WORK TO BE COMPLETED
Go through the listing beneath this task and return every line that carries the string "περιλαμβάνει".
+++
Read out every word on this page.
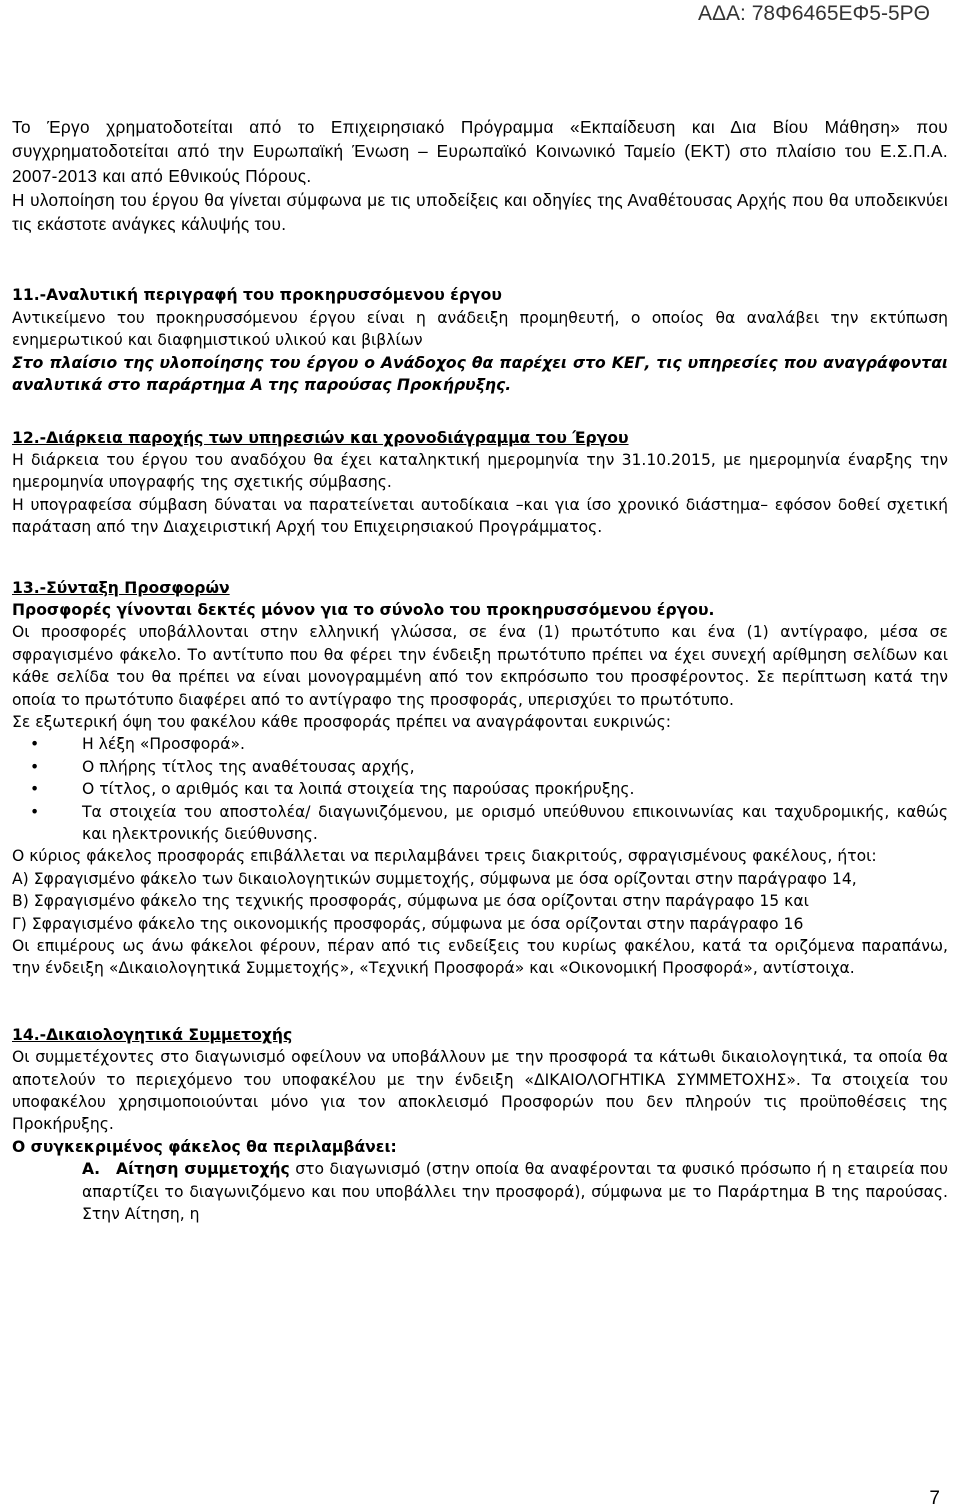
ΑΔΑ: 78Φ6465ΕΦ5-5ΡΘ

Το Έργο χρηματοδοτείται από το Επιχειρησιακό Πρόγραμμα «Εκπαίδευση και Δια Βίου Μάθηση» που συγχρηματοδοτείται από την Ευρωπαϊκή Ένωση – Ευρωπαϊκό Κοινωνικό Ταμείο (ΕΚΤ) στο πλαίσιο του Ε.Σ.Π.Α. 2007-2013 και από Εθνικούς Πόρους.

Η υλοποίηση του έργου θα γίνεται σύμφωνα με τις υποδείξεις και οδηγίες της Αναθέτουσας Αρχής που θα υποδεικνύει τις εκάστοτε ανάγκες κάλυψής του.

11.-Αναλυτική περιγραφή του προκηρυσσόμενου έργου

Αντικείμενο του προκηρυσσόμενου έργου είναι η ανάδειξη προμηθευτή, ο οποίος θα αναλάβει την εκτύπωση ενημερωτικού και διαφημιστικού υλικού και βιβλίων

Στο πλαίσιο της υλοποίησης του έργου ο Ανάδοχος θα παρέχει στο ΚΕΓ, τις υπηρεσίες που αναγράφονται αναλυτικά στο παράρτημα Α της παρούσας Προκήρυξης.

12.-Διάρκεια παροχής των υπηρεσιών και χρονοδιάγραμμα του Έργου

Η διάρκεια του έργου του αναδόχου θα έχει καταληκτική ημερομηνία την 31.10.2015, με ημερομηνία έναρξης την ημερομηνία υπογραφής της σχετικής σύμβασης.

Η υπογραφείσα σύμβαση δύναται να παρατείνεται αυτοδίκαια –και για ίσο χρονικό διάστημα– εφόσον δοθεί σχετική παράταση από την Διαχειριστική Αρχή του Επιχειρησιακού Προγράμματος.

13.-Σύνταξη Προσφορών

Προσφορές γίνονται δεκτές μόνον για το σύνολο του προκηρυσσόμενου έργου.

Οι προσφορές υποβάλλονται στην ελληνική γλώσσα, σε ένα (1) πρωτότυπο και ένα (1) αντίγραφο, μέσα σε σφραγισμένο φάκελο. Το αντίτυπο που θα φέρει την ένδειξη πρωτότυπο πρέπει να έχει συνεχή αρίθμηση σελίδων και κάθε σελίδα του θα πρέπει να είναι μονογραμμένη από τον εκπρόσωπο του προσφέροντος. Σε περίπτωση κατά την οποία το πρωτότυπο διαφέρει από το αντίγραφο της προσφοράς, υπερισχύει το πρωτότυπο.

Σε εξωτερική όψη του φακέλου κάθε προσφοράς πρέπει να αναγράφονται ευκρινώς:

• Η λέξη «Προσφορά».
• Ο πλήρης τίτλος της αναθέτουσας αρχής,
• Ο τίτλος, ο αριθμός και τα λοιπά στοιχεία της παρούσας προκήρυξης.
• Τα στοιχεία του αποστολέα/ διαγωνιζόμενου, με ορισμό υπεύθυνου επικοινωνίας και ταχυδρομικής, καθώς και ηλεκτρονικής διεύθυνσης.

Ο κύριος φάκελος προσφοράς επιβάλλεται να περιλαμβάνει τρεις διακριτούς, σφραγισμένους φακέλους, ήτοι:

Α) Σφραγισμένο φάκελο των δικαιολογητικών συμμετοχής, σύμφωνα με όσα ορίζονται στην παράγραφο 14,

Β) Σφραγισμένο φάκελο της τεχνικής προσφοράς, σύμφωνα με όσα ορίζονται στην παράγραφο 15 και

Γ) Σφραγισμένο φάκελο της οικονομικής προσφοράς, σύμφωνα με όσα ορίζονται στην παράγραφο 16

Οι επιμέρους ως άνω φάκελοι φέρουν, πέραν από τις ενδείξεις του κυρίως φακέλου, κατά τα οριζόμενα παραπάνω, την ένδειξη «Δικαιολογητικά Συμμετοχής», «Τεχνική Προσφορά» και «Οικονομική Προσφορά», αντίστοιχα.

14.-Δικαιολογητικά Συμμετοχής

Οι συμμετέχοντες στο διαγωνισμό οφείλουν να υποβάλλουν με την προσφορά τα κάτωθι δικαιολογητικά, τα οποία θα αποτελούν το περιεχόμενο του υποφακέλου με την ένδειξη «ΔΙΚΑΙΟΛΟΓΗΤΙΚΑ ΣΥΜΜΕΤΟΧΗΣ». Τα στοιχεία του υποφακέλου χρησιμοποιούνται μόνο για τον αποκλεισμό Προσφορών που δεν πληρούν τις προϋποθέσεις της Προκήρυξης.

Ο συγκεκριμένος φάκελος θα περιλαμβάνει:

Α. Αίτηση συμμετοχής στο διαγωνισμό (στην οποία θα αναφέρονται τα φυσικό πρόσωπο ή η εταιρεία που απαρτίζει το διαγωνιζόμενο και που υποβάλλει την προσφορά), σύμφωνα με το Παράρτημα Β της παρούσας. Στην Αίτηση, η

7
+++
ANSWER TO THE EXERCISE
Ο κύριος φάκελος προσφοράς επιβάλλεται να περιλαμβάνει τρεις διακριτούς, σφραγισμένους φακέλους, ήτοι:
Ο συγκεκριμένος φάκελος θα περιλαμβάνει:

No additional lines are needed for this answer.